§ **EXERCISE BRIEF**
Which lines include the word "COMB"? Copy each of them.

§ **RAW DATA**
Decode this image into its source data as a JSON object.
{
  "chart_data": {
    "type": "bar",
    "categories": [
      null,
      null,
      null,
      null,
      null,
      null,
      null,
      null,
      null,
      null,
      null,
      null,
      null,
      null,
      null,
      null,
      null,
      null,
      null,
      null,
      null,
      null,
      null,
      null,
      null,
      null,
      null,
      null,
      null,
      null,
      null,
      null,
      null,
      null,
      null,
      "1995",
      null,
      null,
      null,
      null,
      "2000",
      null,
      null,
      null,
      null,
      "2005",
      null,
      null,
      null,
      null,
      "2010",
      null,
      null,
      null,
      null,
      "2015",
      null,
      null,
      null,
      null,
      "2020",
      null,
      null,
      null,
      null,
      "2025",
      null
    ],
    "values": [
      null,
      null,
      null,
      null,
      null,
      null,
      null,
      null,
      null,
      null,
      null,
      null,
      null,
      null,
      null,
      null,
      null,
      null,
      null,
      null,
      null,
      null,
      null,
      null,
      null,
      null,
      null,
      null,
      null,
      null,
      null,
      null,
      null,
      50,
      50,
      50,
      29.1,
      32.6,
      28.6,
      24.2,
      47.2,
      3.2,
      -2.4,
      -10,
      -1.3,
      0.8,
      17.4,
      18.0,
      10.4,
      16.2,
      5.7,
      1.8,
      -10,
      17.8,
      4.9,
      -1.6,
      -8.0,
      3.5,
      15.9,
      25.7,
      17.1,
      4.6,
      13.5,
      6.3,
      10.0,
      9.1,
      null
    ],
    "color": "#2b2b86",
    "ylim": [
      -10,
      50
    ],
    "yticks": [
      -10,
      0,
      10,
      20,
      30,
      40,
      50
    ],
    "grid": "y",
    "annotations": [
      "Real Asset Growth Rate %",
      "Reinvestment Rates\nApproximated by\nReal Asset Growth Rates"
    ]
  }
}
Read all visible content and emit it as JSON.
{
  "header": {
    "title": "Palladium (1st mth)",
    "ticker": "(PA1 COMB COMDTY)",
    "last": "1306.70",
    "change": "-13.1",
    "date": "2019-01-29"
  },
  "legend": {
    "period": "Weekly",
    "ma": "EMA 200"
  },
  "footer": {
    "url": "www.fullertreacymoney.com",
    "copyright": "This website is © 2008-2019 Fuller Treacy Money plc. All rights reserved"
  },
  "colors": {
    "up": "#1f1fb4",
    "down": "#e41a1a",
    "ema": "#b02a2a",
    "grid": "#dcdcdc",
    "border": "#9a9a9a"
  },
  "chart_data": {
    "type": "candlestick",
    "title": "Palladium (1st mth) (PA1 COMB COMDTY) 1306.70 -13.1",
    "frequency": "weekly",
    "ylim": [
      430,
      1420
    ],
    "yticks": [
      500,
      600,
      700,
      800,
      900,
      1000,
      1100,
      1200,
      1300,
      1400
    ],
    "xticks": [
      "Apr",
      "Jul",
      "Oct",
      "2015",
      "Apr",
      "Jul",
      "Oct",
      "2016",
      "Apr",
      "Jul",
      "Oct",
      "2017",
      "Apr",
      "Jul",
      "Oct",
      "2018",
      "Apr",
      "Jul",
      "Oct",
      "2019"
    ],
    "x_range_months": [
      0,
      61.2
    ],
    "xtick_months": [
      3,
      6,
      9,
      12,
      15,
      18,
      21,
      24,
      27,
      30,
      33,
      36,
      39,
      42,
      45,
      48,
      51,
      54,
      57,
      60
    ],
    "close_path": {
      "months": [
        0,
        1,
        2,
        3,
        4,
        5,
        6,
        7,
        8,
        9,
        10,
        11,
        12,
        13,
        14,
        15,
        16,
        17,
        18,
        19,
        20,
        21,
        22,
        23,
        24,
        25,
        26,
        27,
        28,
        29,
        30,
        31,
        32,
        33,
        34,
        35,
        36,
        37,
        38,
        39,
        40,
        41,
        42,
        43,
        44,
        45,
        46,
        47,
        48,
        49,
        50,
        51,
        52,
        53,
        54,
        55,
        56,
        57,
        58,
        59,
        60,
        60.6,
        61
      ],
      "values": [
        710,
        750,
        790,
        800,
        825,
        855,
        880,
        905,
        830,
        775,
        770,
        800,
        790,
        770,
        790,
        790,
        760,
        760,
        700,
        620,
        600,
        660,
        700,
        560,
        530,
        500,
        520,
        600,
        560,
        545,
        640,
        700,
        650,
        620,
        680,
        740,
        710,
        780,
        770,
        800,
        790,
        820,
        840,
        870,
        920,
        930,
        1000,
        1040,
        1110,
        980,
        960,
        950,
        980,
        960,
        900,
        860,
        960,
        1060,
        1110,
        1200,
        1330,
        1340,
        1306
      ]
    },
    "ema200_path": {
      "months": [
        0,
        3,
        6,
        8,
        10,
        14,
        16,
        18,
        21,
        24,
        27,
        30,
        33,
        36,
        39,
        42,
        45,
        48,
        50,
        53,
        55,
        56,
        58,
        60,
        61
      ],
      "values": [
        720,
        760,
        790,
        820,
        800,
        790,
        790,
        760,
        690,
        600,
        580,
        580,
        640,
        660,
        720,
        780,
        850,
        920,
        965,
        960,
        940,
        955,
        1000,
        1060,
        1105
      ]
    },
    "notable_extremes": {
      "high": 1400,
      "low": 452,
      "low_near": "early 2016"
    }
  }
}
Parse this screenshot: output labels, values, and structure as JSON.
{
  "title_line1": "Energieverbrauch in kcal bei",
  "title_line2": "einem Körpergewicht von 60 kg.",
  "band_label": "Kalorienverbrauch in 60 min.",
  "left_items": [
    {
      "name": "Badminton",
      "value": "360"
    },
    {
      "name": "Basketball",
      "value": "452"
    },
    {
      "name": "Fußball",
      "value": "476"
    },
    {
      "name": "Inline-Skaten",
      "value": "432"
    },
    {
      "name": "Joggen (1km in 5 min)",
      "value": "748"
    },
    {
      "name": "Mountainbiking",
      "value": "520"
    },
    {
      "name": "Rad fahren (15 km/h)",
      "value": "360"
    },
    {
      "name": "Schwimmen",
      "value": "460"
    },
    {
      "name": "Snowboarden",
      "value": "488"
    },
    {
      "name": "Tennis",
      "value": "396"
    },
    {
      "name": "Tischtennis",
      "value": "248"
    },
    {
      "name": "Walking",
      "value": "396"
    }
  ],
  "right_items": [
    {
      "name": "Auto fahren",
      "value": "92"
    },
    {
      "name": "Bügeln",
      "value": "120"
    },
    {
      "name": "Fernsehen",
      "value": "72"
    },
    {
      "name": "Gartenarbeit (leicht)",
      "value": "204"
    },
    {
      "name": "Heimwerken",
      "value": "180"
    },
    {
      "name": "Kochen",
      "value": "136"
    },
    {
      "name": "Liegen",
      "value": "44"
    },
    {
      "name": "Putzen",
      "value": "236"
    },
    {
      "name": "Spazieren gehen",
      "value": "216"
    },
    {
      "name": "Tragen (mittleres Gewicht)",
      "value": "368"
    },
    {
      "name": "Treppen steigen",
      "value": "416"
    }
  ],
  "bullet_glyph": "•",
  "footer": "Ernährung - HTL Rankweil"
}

§ **RESPONSE BELOW**
    "ticker": "(PA1 COMB COMDTY)",
    "title": "Palladium (1st mth) (PA1 COMB COMDTY) 1306.70 -13.1",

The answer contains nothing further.